THE PROBLEM —
Copy out each line in the material below that has the word "this".

SOURCE DATA —
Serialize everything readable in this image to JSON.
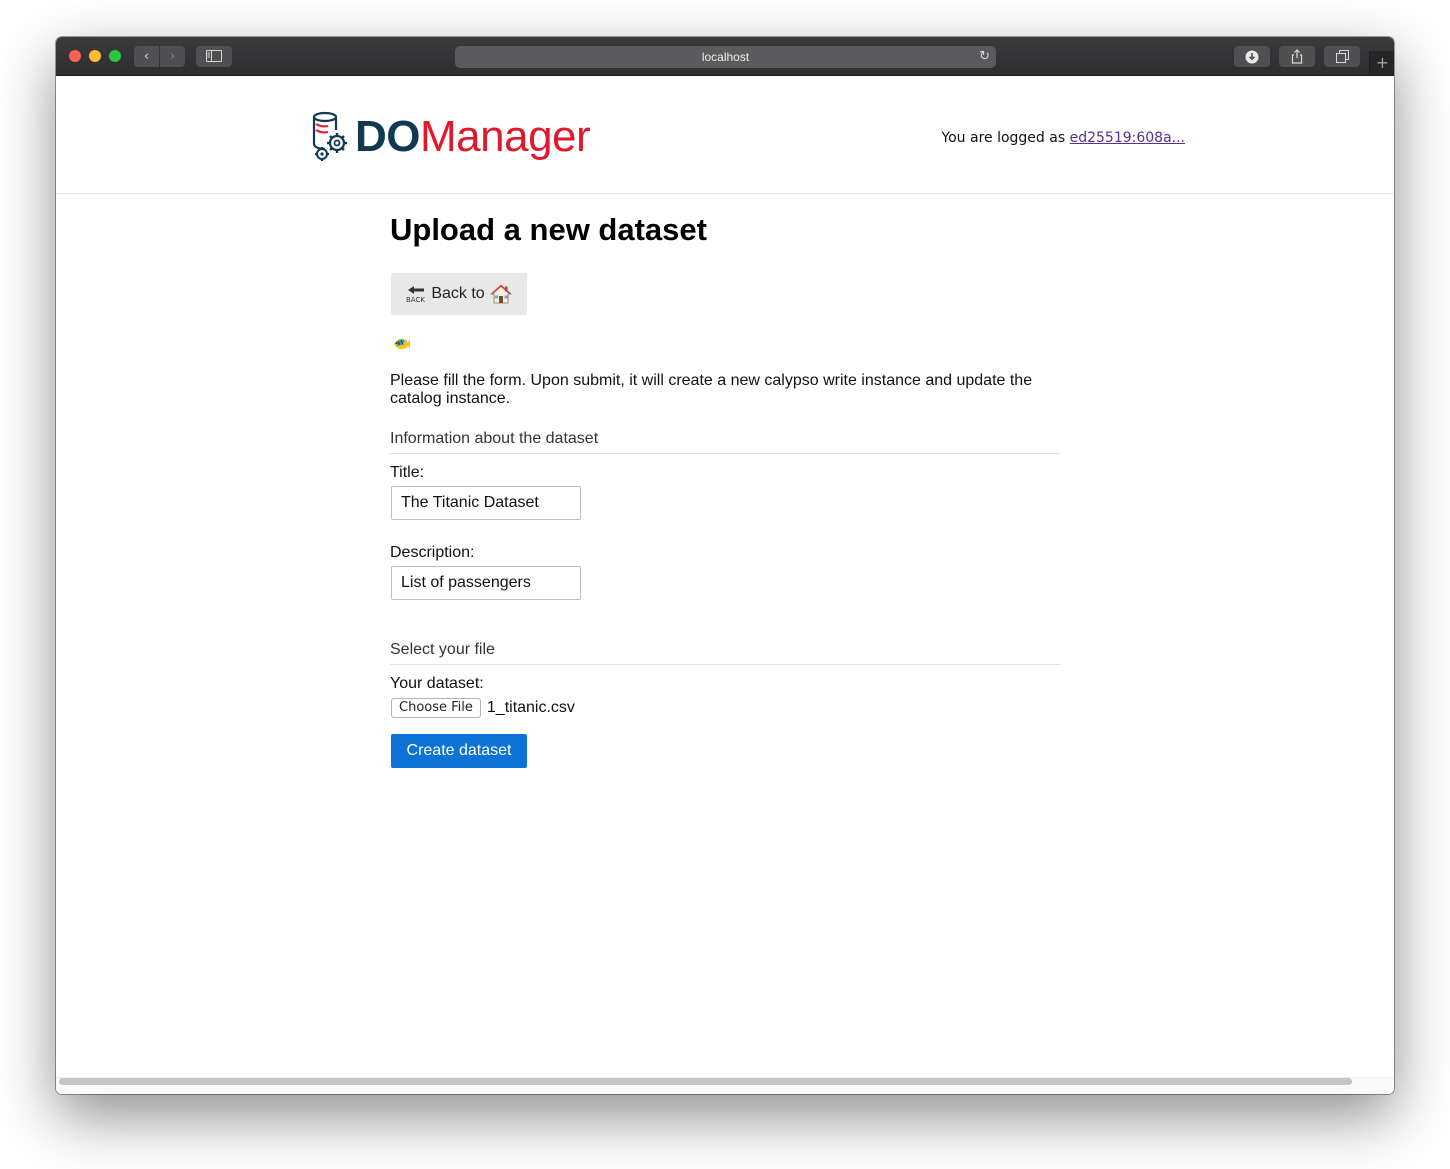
{
  "browser": {
    "url": "localhost",
    "nav_back_glyph": "‹",
    "nav_forward_glyph": "›",
    "reload_glyph": "↻",
    "new_tab_glyph": "+"
  },
  "header": {
    "logo_part1": "DO",
    "logo_part2": "Manager",
    "logged_prefix": "You are logged as ",
    "user_link": "ed25519:608a..."
  },
  "page": {
    "title": "Upload a new dataset",
    "back_label": "Back to",
    "intro": "Please fill the form. Upon submit, it will create a new calypso write instance and update the catalog instance."
  },
  "form": {
    "section_info": "Information about the dataset",
    "title_label": "Title:",
    "title_value": "The Titanic Dataset",
    "description_label": "Description:",
    "description_value": "List of passengers",
    "section_file": "Select your file",
    "dataset_label": "Your dataset:",
    "choose_file_label": "Choose File",
    "file_name": "1_titanic.csv",
    "submit_label": "Create dataset"
  },
  "colors": {
    "brand_dark": "#0f3a50",
    "brand_red": "#e0192d",
    "primary_button": "#0d72d6"
  }
}
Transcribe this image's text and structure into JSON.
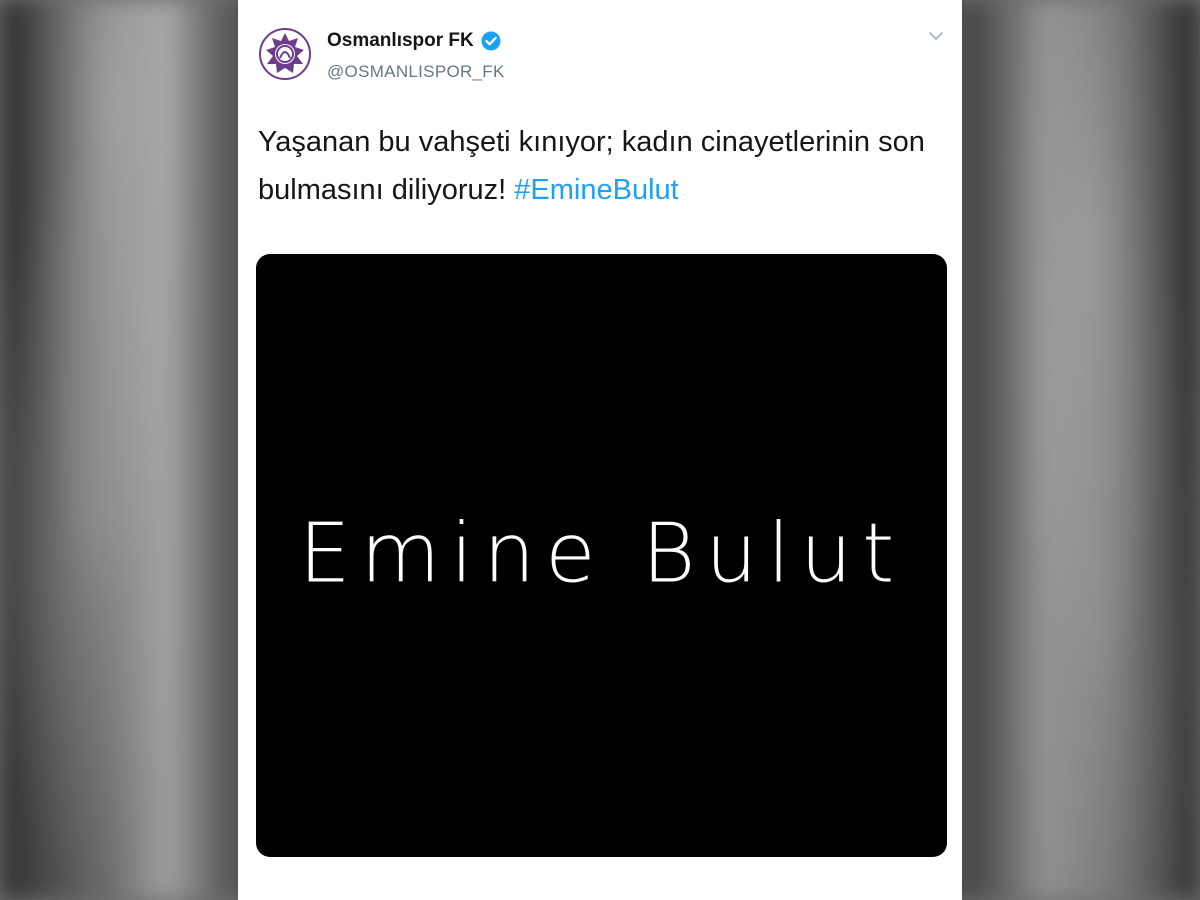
{
  "tweet": {
    "display_name": "Osmanlıspor FK",
    "handle": "@OSMANLISPOR_FK",
    "text": "Yaşanan bu vahşeti kınıyor; kadın cinayetlerinin son bulmasını diliyoruz!",
    "hashtag": "#EmineBulut",
    "media_text": "Emine Bulut",
    "verified": true,
    "icons": {
      "avatar": "club-logo-icon",
      "verified": "verified-badge-icon",
      "menu": "chevron-down-icon"
    }
  },
  "colors": {
    "accent": "#1da1f2",
    "text": "#14171a",
    "secondary_text": "#657786",
    "avatar_purple": "#6b3d8c",
    "media_background": "#000000"
  }
}
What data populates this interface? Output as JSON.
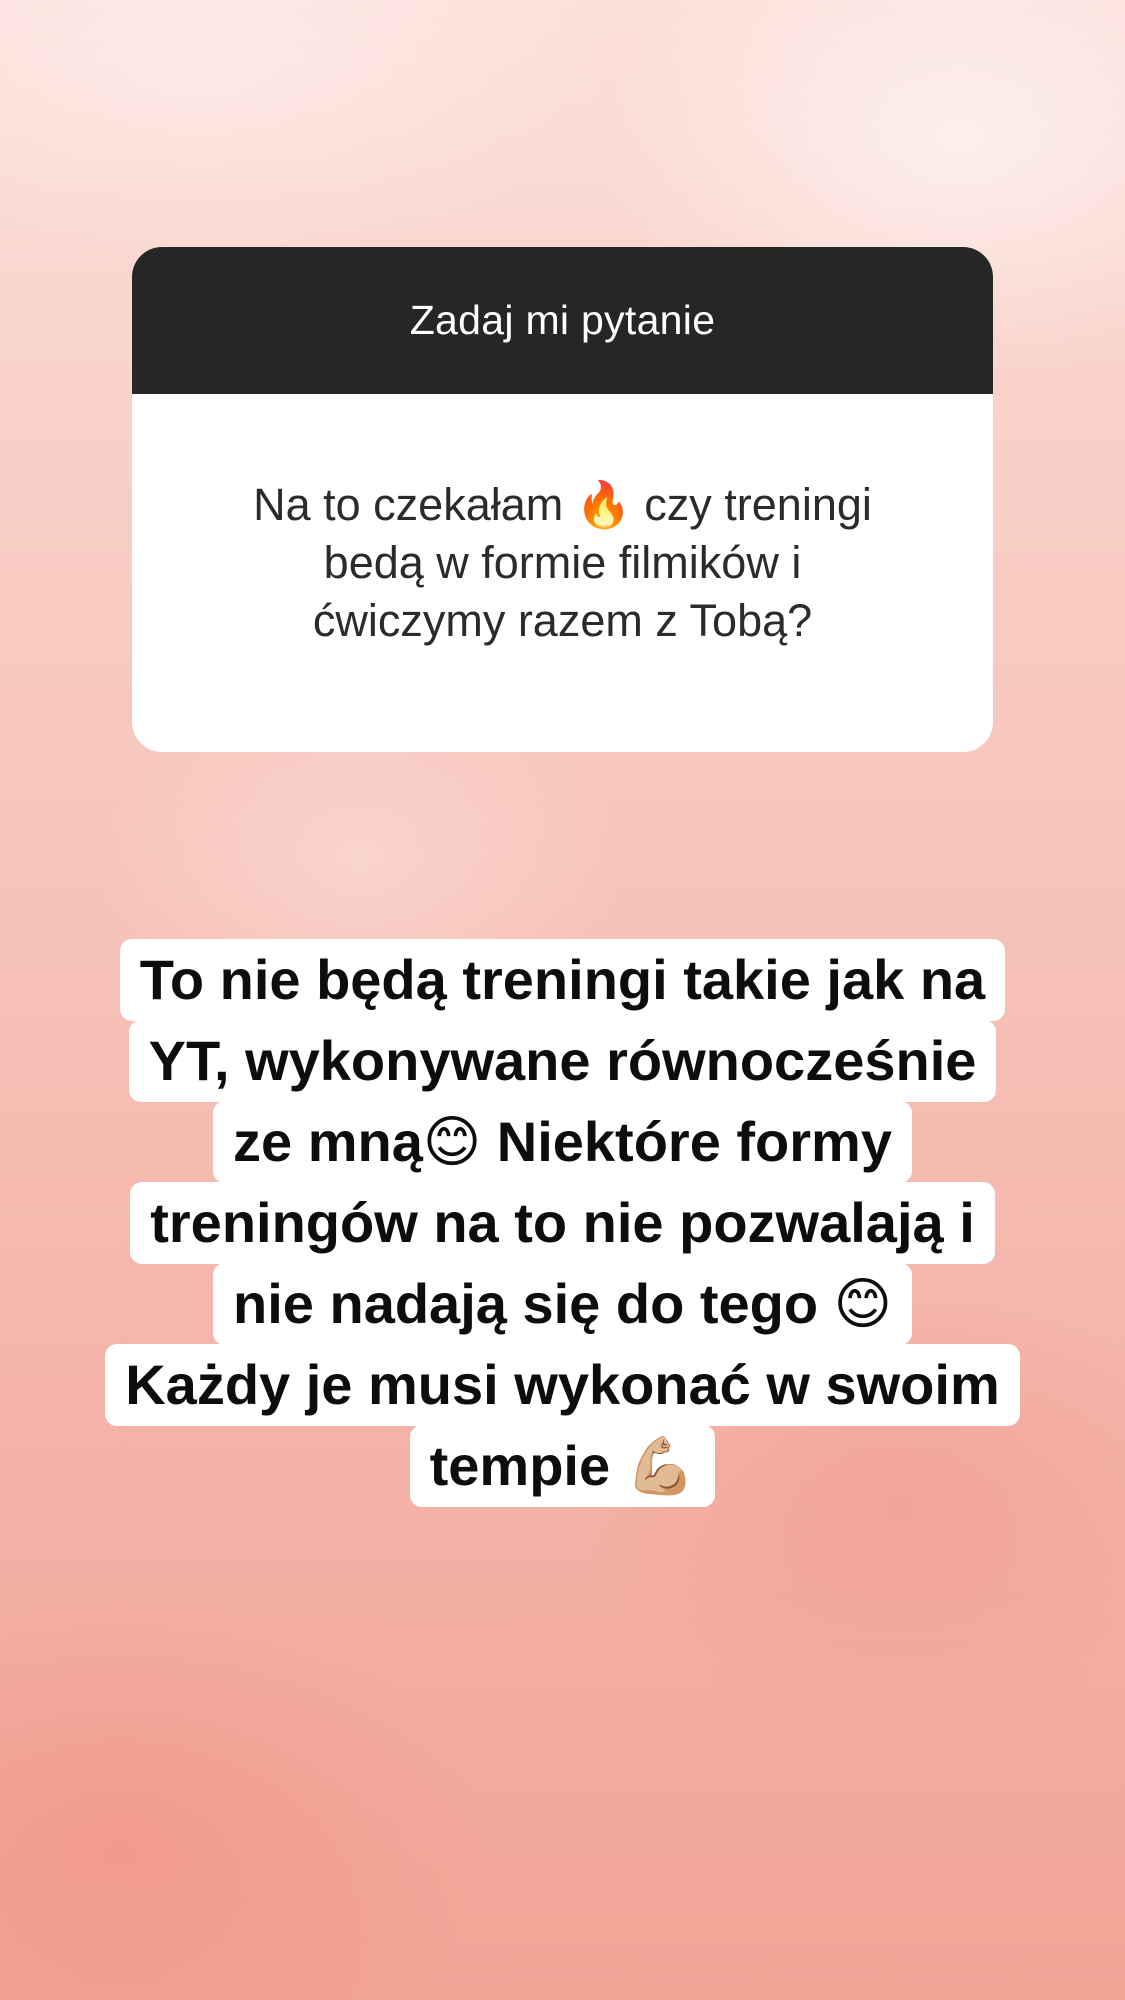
{
  "question": {
    "header": "Zadaj mi pytanie",
    "text": "Na to czekałam 🔥 czy treningi\nbedą w formie filmików i\nćwiczymy razem z Tobą?"
  },
  "answer": {
    "lines": [
      "To nie będą treningi takie jak na",
      "YT, wykonywane równocześnie",
      "ze mną😊 Niektóre formy",
      "treningów na to nie pozwalają i",
      "nie nadają się do tego 😊",
      "Każdy je musi wykonać w swoim",
      "tempie 💪🏼"
    ]
  }
}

TASK RESPONSE —
Serialize everything readable in this image to JSON.
Transcribe this image's text and structure into JSON.
What data populates this interface? Output as JSON.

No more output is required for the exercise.